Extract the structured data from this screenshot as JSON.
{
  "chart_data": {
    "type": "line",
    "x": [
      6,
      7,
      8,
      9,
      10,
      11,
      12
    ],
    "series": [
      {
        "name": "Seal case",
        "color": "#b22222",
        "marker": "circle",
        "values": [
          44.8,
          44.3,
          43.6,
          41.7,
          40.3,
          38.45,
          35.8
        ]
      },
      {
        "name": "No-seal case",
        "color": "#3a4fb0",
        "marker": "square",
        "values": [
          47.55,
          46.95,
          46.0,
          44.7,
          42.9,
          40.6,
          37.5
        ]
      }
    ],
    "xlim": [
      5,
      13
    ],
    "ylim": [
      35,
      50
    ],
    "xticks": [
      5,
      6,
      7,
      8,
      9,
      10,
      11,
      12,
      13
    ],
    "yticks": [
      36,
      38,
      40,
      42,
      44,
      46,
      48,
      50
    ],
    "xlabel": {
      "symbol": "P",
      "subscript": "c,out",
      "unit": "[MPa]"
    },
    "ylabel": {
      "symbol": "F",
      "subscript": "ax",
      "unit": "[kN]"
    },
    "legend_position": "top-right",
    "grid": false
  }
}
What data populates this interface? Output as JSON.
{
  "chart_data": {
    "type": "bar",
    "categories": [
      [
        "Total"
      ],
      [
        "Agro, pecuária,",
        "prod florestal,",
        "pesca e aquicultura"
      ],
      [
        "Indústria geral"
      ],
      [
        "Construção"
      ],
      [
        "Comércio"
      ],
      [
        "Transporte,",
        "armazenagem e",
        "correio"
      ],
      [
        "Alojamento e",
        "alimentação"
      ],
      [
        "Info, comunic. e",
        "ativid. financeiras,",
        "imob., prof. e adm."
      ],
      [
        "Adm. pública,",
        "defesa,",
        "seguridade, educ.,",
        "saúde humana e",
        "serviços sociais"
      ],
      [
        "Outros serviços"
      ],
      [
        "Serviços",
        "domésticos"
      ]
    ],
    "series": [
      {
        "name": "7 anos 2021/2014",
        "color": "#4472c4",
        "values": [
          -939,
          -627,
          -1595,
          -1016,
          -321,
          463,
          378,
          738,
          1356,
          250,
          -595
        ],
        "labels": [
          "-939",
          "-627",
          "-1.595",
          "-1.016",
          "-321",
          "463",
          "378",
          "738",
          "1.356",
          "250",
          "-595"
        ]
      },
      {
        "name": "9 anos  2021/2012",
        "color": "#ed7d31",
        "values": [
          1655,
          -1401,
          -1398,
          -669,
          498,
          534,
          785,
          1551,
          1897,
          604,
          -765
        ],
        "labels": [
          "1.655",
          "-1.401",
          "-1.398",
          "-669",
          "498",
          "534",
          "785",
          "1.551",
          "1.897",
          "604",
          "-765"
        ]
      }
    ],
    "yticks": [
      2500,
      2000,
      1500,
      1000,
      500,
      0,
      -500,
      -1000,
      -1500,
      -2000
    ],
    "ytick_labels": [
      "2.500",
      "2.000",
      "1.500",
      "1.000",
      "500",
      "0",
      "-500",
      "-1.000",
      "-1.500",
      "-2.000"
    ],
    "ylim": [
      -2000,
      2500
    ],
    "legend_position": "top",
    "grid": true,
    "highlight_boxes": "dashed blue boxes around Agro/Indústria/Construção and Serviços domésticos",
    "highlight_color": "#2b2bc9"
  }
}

### GOAL
Your task is to repeat the data exactly; please include every line.

### WRITTEN SOLUTION
Extract the structured data from this screenshot as JSON.
{
  "chart_data": {
    "type": "line",
    "x": [
      6,
      7,
      8,
      9,
      10,
      11,
      12
    ],
    "series": [
      {
        "name": "Seal case",
        "color": "#b22222",
        "marker": "circle",
        "values": [
          44.8,
          44.3,
          43.6,
          41.7,
          40.3,
          38.45,
          35.8
        ]
      },
      {
        "name": "No-seal case",
        "color": "#3a4fb0",
        "marker": "square",
        "values": [
          47.55,
          46.95,
          46.0,
          44.7,
          42.9,
          40.6,
          37.5
        ]
      }
    ],
    "xlim": [
      5,
      13
    ],
    "ylim": [
      35,
      50
    ],
    "xticks": [
      5,
      6,
      7,
      8,
      9,
      10,
      11,
      12,
      13
    ],
    "yticks": [
      36,
      38,
      40,
      42,
      44,
      46,
      48,
      50
    ],
    "xlabel": {
      "symbol": "P",
      "subscript": "c,out",
      "unit": "[MPa]"
    },
    "ylabel": {
      "symbol": "F",
      "subscript": "ax",
      "unit": "[kN]"
    },
    "legend_position": "top-right",
    "grid": false
  }
}
What data populates this interface? Output as JSON.
{
  "chart_data": {
    "type": "bar",
    "categories": [
      [
        "Total"
      ],
      [
        "Agro, pecuária,",
        "prod florestal,",
        "pesca e aquicultura"
      ],
      [
        "Indústria geral"
      ],
      [
        "Construção"
      ],
      [
        "Comércio"
      ],
      [
        "Transporte,",
        "armazenagem e",
        "correio"
      ],
      [
        "Alojamento e",
        "alimentação"
      ],
      [
        "Info, comunic. e",
        "ativid. financeiras,",
        "imob., prof. e adm."
      ],
      [
        "Adm. pública,",
        "defesa,",
        "seguridade, educ.,",
        "saúde humana e",
        "serviços sociais"
      ],
      [
        "Outros serviços"
      ],
      [
        "Serviços",
        "domésticos"
      ]
    ],
    "series": [
      {
        "name": "7 anos 2021/2014",
        "color": "#4472c4",
        "values": [
          -939,
          -627,
          -1595,
          -1016,
          -321,
          463,
          378,
          738,
          1356,
          250,
          -595
        ],
        "labels": [
          "-939",
          "-627",
          "-1.595",
          "-1.016",
          "-321",
          "463",
          "378",
          "738",
          "1.356",
          "250",
          "-595"
        ]
      },
      {
        "name": "9 anos  2021/2012",
        "color": "#ed7d31",
        "values": [
          1655,
          -1401,
          -1398,
          -669,
          498,
          534,
          785,
          1551,
          1897,
          604,
          -765
        ],
        "labels": [
          "1.655",
          "-1.401",
          "-1.398",
          "-669",
          "498",
          "534",
          "785",
          "1.551",
          "1.897",
          "604",
          "-765"
        ]
      }
    ],
    "yticks": [
      2500,
      2000,
      1500,
      1000,
      500,
      0,
      -500,
      -1000,
      -1500,
      -2000
    ],
    "ytick_labels": [
      "2.500",
      "2.000",
      "1.500",
      "1.000",
      "500",
      "0",
      "-500",
      "-1.000",
      "-1.500",
      "-2.000"
    ],
    "ylim": [
      -2000,
      2500
    ],
    "legend_position": "top",
    "grid": true,
    "highlight_boxes": "dashed blue boxes around Agro/Indústria/Construção and Serviços domésticos",
    "highlight_color": "#2b2bc9"
  }
}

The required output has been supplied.